- _Data provided_
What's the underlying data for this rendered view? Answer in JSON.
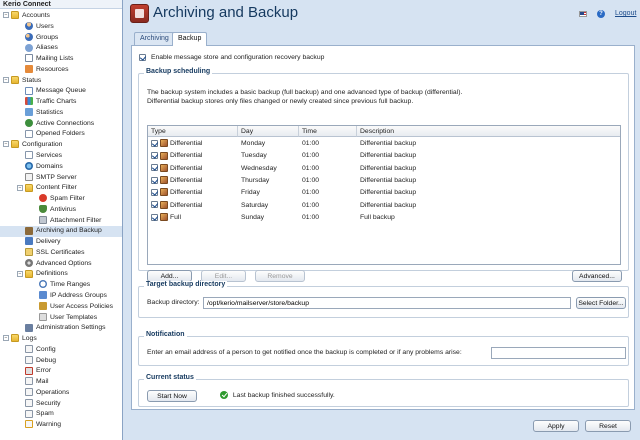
{
  "sidebar": {
    "title": "Kerio Connect",
    "items": [
      {
        "label": "Accounts",
        "toggle": "−",
        "icon": "folder"
      },
      {
        "label": "Users",
        "icon": "user"
      },
      {
        "label": "Groups",
        "icon": "group"
      },
      {
        "label": "Aliases",
        "icon": "alias"
      },
      {
        "label": "Mailing Lists",
        "icon": "list"
      },
      {
        "label": "Resources",
        "icon": "home"
      },
      {
        "label": "Status",
        "toggle": "−",
        "icon": "folder"
      },
      {
        "label": "Message Queue",
        "icon": "queue"
      },
      {
        "label": "Traffic Charts",
        "icon": "chart"
      },
      {
        "label": "Statistics",
        "icon": "stats"
      },
      {
        "label": "Active Connections",
        "icon": "conn"
      },
      {
        "label": "Opened Folders",
        "icon": "page"
      },
      {
        "label": "Configuration",
        "toggle": "−",
        "icon": "folder"
      },
      {
        "label": "Services",
        "icon": "page"
      },
      {
        "label": "Domains",
        "icon": "globe"
      },
      {
        "label": "SMTP Server",
        "icon": "mail"
      },
      {
        "label": "Content Filter",
        "toggle": "−",
        "icon": "folder"
      },
      {
        "label": "Spam Filter",
        "icon": "spam"
      },
      {
        "label": "Antivirus",
        "icon": "shield"
      },
      {
        "label": "Attachment Filter",
        "icon": "clip"
      },
      {
        "label": "Archiving and Backup",
        "icon": "archive",
        "selected": true
      },
      {
        "label": "Delivery",
        "icon": "deliv"
      },
      {
        "label": "SSL Certificates",
        "icon": "cert"
      },
      {
        "label": "Advanced Options",
        "icon": "gear"
      },
      {
        "label": "Definitions",
        "toggle": "−",
        "icon": "folder"
      },
      {
        "label": "Time Ranges",
        "icon": "clock"
      },
      {
        "label": "IP Address Groups",
        "icon": "ip"
      },
      {
        "label": "User Access Policies",
        "icon": "lock"
      },
      {
        "label": "User Templates",
        "icon": "tmpl"
      },
      {
        "label": "Administration Settings",
        "icon": "admin"
      },
      {
        "label": "Logs",
        "toggle": "−",
        "icon": "folder"
      },
      {
        "label": "Config",
        "icon": "log"
      },
      {
        "label": "Debug",
        "icon": "log"
      },
      {
        "label": "Error",
        "icon": "err"
      },
      {
        "label": "Mail",
        "icon": "log"
      },
      {
        "label": "Operations",
        "icon": "ops"
      },
      {
        "label": "Security",
        "icon": "sec"
      },
      {
        "label": "Spam",
        "icon": "log"
      },
      {
        "label": "Warning",
        "icon": "warn"
      }
    ]
  },
  "header": {
    "title": "Archiving and Backup",
    "help": "?",
    "logout": "Logout",
    "flag_icon": "us-flag-icon"
  },
  "tabs": [
    {
      "label": "Archiving",
      "active": false
    },
    {
      "label": "Backup",
      "active": true
    }
  ],
  "backup": {
    "enable_label": "Enable message store and configuration recovery backup",
    "enable_checked": true,
    "scheduling": {
      "legend": "Backup scheduling",
      "description_1": "The backup system includes a basic backup (full backup) and one advanced type of backup (differential).",
      "description_2": "Differential backup stores only files changed or newly created since previous full backup.",
      "columns": [
        "Type",
        "Day",
        "Time",
        "Description"
      ],
      "rows": [
        {
          "type": "Differential",
          "day": "Monday",
          "time": "01:00",
          "description": "Differential backup",
          "checked": true
        },
        {
          "type": "Differential",
          "day": "Tuesday",
          "time": "01:00",
          "description": "Differential backup",
          "checked": true
        },
        {
          "type": "Differential",
          "day": "Wednesday",
          "time": "01:00",
          "description": "Differential backup",
          "checked": true
        },
        {
          "type": "Differential",
          "day": "Thursday",
          "time": "01:00",
          "description": "Differential backup",
          "checked": true
        },
        {
          "type": "Differential",
          "day": "Friday",
          "time": "01:00",
          "description": "Differential backup",
          "checked": true
        },
        {
          "type": "Differential",
          "day": "Saturday",
          "time": "01:00",
          "description": "Differential backup",
          "checked": true
        },
        {
          "type": "Full",
          "day": "Sunday",
          "time": "01:00",
          "description": "Full backup",
          "checked": true
        }
      ],
      "buttons": {
        "add": "Add...",
        "edit": "Edit...",
        "remove": "Remove",
        "advanced": "Advanced..."
      }
    },
    "target": {
      "legend": "Target backup directory",
      "label": "Backup directory:",
      "value": "/opt/kerio/mailserver/store/backup",
      "select_button": "Select Folder..."
    },
    "notification": {
      "legend": "Notification",
      "label": "Enter an email address of a person to get notified once the backup is completed or if any problems arise:",
      "value": ""
    },
    "status": {
      "legend": "Current status",
      "start_button": "Start Now",
      "message": "Last backup finished successfully."
    }
  },
  "footer": {
    "apply": "Apply",
    "reset": "Reset"
  }
}
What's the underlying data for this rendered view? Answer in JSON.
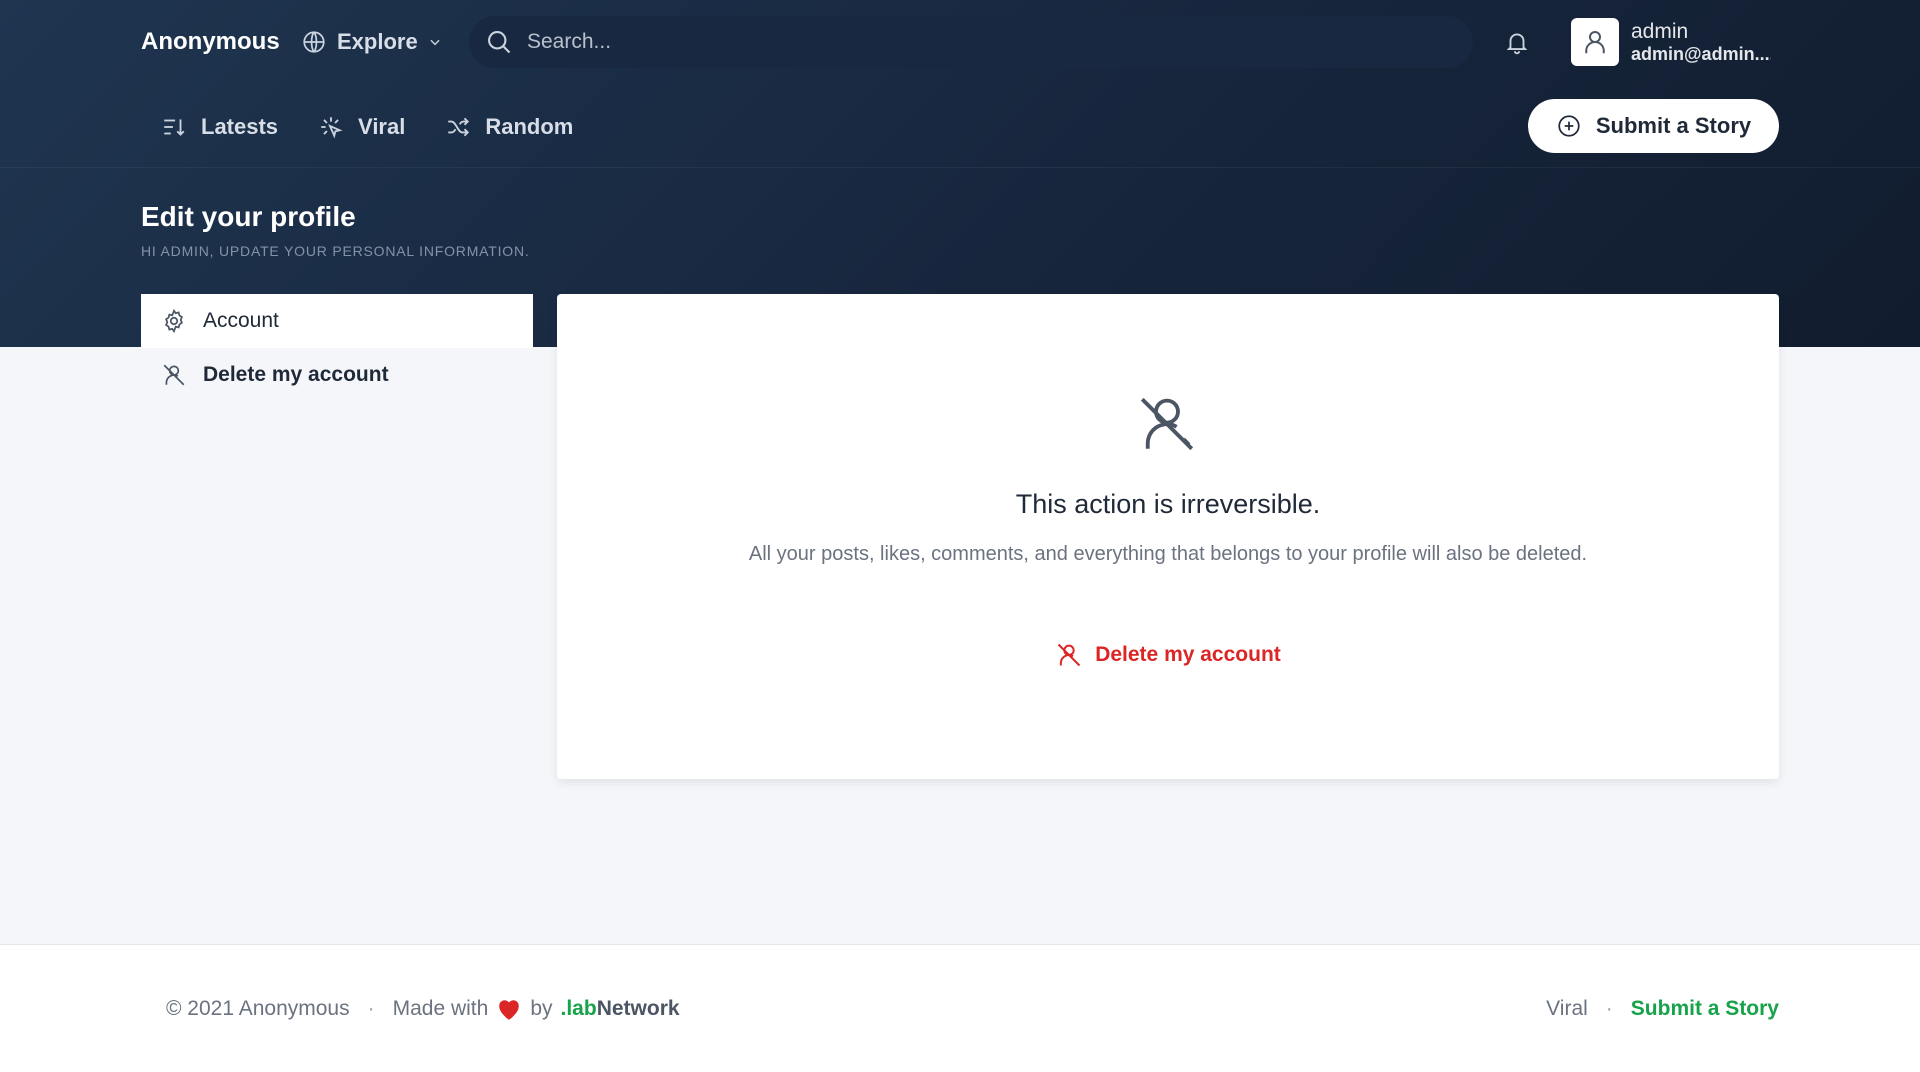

- _Activity_
Could you output the listing word for word, omitting every picture?

- _Answer to this problem_
What's the underlying data for this rendered view? Answer in JSON.
{
  "sidebar": {
    "title": "Kerio Connect",
    "items": [
      {
        "label": "Accounts",
        "toggle": "−",
        "icon": "folder"
      },
      {
        "label": "Users",
        "icon": "user"
      },
      {
        "label": "Groups",
        "icon": "group"
      },
      {
        "label": "Aliases",
        "icon": "alias"
      },
      {
        "label": "Mailing Lists",
        "icon": "list"
      },
      {
        "label": "Resources",
        "icon": "home"
      },
      {
        "label": "Status",
        "toggle": "−",
        "icon": "folder"
      },
      {
        "label": "Message Queue",
        "icon": "queue"
      },
      {
        "label": "Traffic Charts",
        "icon": "chart"
      },
      {
        "label": "Statistics",
        "icon": "stats"
      },
      {
        "label": "Active Connections",
        "icon": "conn"
      },
      {
        "label": "Opened Folders",
        "icon": "page"
      },
      {
        "label": "Configuration",
        "toggle": "−",
        "icon": "folder"
      },
      {
        "label": "Services",
        "icon": "page"
      },
      {
        "label": "Domains",
        "icon": "globe"
      },
      {
        "label": "SMTP Server",
        "icon": "mail"
      },
      {
        "label": "Content Filter",
        "toggle": "−",
        "icon": "folder"
      },
      {
        "label": "Spam Filter",
        "icon": "spam"
      },
      {
        "label": "Antivirus",
        "icon": "shield"
      },
      {
        "label": "Attachment Filter",
        "icon": "clip"
      },
      {
        "label": "Archiving and Backup",
        "icon": "archive",
        "selected": true
      },
      {
        "label": "Delivery",
        "icon": "deliv"
      },
      {
        "label": "SSL Certificates",
        "icon": "cert"
      },
      {
        "label": "Advanced Options",
        "icon": "gear"
      },
      {
        "label": "Definitions",
        "toggle": "−",
        "icon": "folder"
      },
      {
        "label": "Time Ranges",
        "icon": "clock"
      },
      {
        "label": "IP Address Groups",
        "icon": "ip"
      },
      {
        "label": "User Access Policies",
        "icon": "lock"
      },
      {
        "label": "User Templates",
        "icon": "tmpl"
      },
      {
        "label": "Administration Settings",
        "icon": "admin"
      },
      {
        "label": "Logs",
        "toggle": "−",
        "icon": "folder"
      },
      {
        "label": "Config",
        "icon": "log"
      },
      {
        "label": "Debug",
        "icon": "log"
      },
      {
        "label": "Error",
        "icon": "err"
      },
      {
        "label": "Mail",
        "icon": "log"
      },
      {
        "label": "Operations",
        "icon": "ops"
      },
      {
        "label": "Security",
        "icon": "sec"
      },
      {
        "label": "Spam",
        "icon": "log"
      },
      {
        "label": "Warning",
        "icon": "warn"
      }
    ]
  },
  "header": {
    "title": "Archiving and Backup",
    "help": "?",
    "logout": "Logout",
    "flag_icon": "us-flag-icon"
  },
  "tabs": [
    {
      "label": "Archiving",
      "active": false
    },
    {
      "label": "Backup",
      "active": true
    }
  ],
  "backup": {
    "enable_label": "Enable message store and configuration recovery backup",
    "enable_checked": true,
    "scheduling": {
      "legend": "Backup scheduling",
      "description_1": "The backup system includes a basic backup (full backup) and one advanced type of backup (differential).",
      "description_2": "Differential backup stores only files changed or newly created since previous full backup.",
      "columns": [
        "Type",
        "Day",
        "Time",
        "Description"
      ],
      "rows": [
        {
          "type": "Differential",
          "day": "Monday",
          "time": "01:00",
          "description": "Differential backup",
          "checked": true
        },
        {
          "type": "Differential",
          "day": "Tuesday",
          "time": "01:00",
          "description": "Differential backup",
          "checked": true
        },
        {
          "type": "Differential",
          "day": "Wednesday",
          "time": "01:00",
          "description": "Differential backup",
          "checked": true
        },
        {
          "type": "Differential",
          "day": "Thursday",
          "time": "01:00",
          "description": "Differential backup",
          "checked": true
        },
        {
          "type": "Differential",
          "day": "Friday",
          "time": "01:00",
          "description": "Differential backup",
          "checked": true
        },
        {
          "type": "Differential",
          "day": "Saturday",
          "time": "01:00",
          "description": "Differential backup",
          "checked": true
        },
        {
          "type": "Full",
          "day": "Sunday",
          "time": "01:00",
          "description": "Full backup",
          "checked": true
        }
      ],
      "buttons": {
        "add": "Add...",
        "edit": "Edit...",
        "remove": "Remove",
        "advanced": "Advanced..."
      }
    },
    "target": {
      "legend": "Target backup directory",
      "label": "Backup directory:",
      "value": "/opt/kerio/mailserver/store/backup",
      "select_button": "Select Folder..."
    },
    "notification": {
      "legend": "Notification",
      "label": "Enter an email address of a person to get notified once the backup is completed or if any problems arise:",
      "value": ""
    },
    "status": {
      "legend": "Current status",
      "start_button": "Start Now",
      "message": "Last backup finished successfully."
    }
  },
  "footer": {
    "apply": "Apply",
    "reset": "Reset"
  }
}
What's the underlying data for this rendered view? Answer in JSON.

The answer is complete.